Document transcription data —

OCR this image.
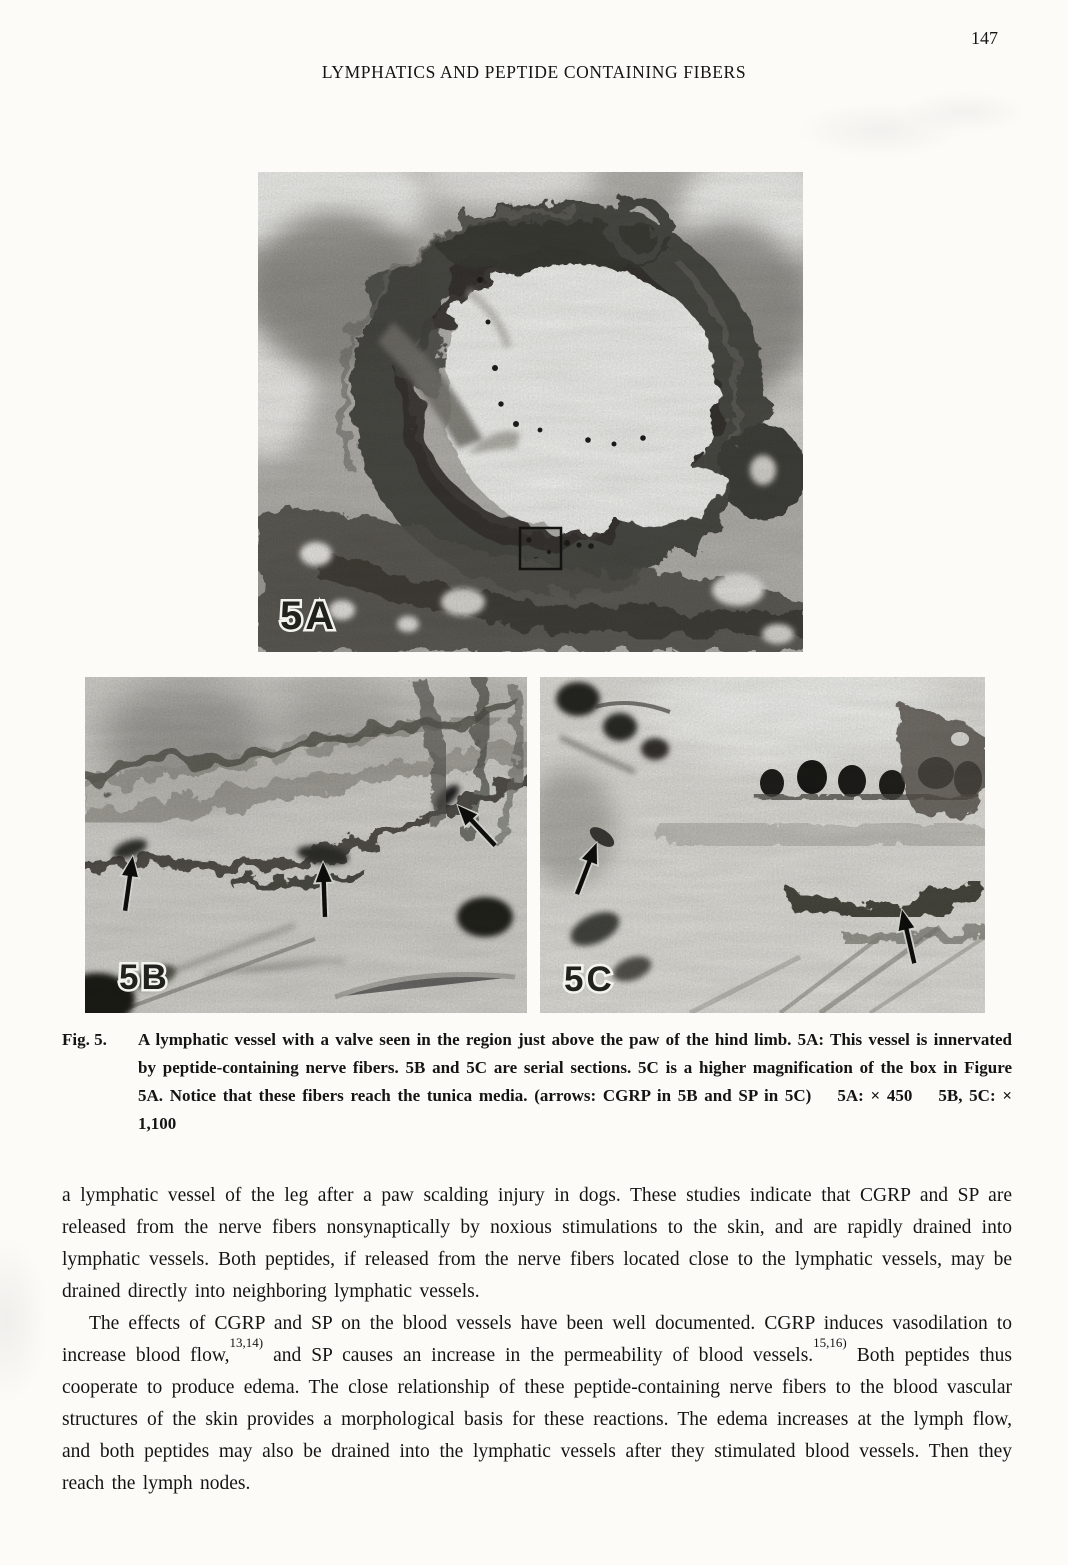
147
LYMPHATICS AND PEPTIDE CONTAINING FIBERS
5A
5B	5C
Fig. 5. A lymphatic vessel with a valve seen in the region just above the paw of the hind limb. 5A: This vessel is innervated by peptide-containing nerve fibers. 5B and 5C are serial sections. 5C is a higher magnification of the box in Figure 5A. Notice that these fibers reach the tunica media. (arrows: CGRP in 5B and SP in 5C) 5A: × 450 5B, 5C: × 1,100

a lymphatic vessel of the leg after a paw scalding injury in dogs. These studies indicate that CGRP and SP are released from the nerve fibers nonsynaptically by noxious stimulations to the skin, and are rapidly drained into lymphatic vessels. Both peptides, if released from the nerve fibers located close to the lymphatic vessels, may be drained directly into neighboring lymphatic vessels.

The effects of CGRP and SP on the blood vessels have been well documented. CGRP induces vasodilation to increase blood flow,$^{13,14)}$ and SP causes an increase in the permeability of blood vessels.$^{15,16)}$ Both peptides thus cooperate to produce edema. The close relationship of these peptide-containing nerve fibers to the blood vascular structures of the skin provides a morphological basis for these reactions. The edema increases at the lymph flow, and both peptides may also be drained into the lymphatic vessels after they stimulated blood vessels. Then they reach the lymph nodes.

Work to be completed —
Produce an exact copy of every line above, with the images left out.

Exercise response —
OCR this image.
147
LYMPHATICS AND PEPTIDE CONTAINING FIBERS
5A
5B	5C
Fig. 5. A lymphatic vessel with a valve seen in the region just above the paw of the hind limb. 5A: This vessel is innervated by peptide-containing nerve fibers. 5B and 5C are serial sections. 5C is a higher magnification of the box in Figure 5A. Notice that these fibers reach the tunica media. (arrows: CGRP in 5B and SP in 5C) 5A: × 450 5B, 5C: × 1,100

a lymphatic vessel of the leg after a paw scalding injury in dogs. These studies indicate that CGRP and SP are released from the nerve fibers nonsynaptically by noxious stimulations to the skin, and are rapidly drained into lymphatic vessels. Both peptides, if released from the nerve fibers located close to the lymphatic vessels, may be drained directly into neighboring lymphatic vessels.

The effects of CGRP and SP on the blood vessels have been well documented. CGRP induces vasodilation to increase blood flow,$^{13,14)}$ and SP causes an increase in the permeability of blood vessels.$^{15,16)}$ Both peptides thus cooperate to produce edema. The close relationship of these peptide-containing nerve fibers to the blood vascular structures of the skin provides a morphological basis for these reactions. The edema increases at the lymph flow, and both peptides may also be drained into the lymphatic vessels after they stimulated blood vessels. Then they reach the lymph nodes.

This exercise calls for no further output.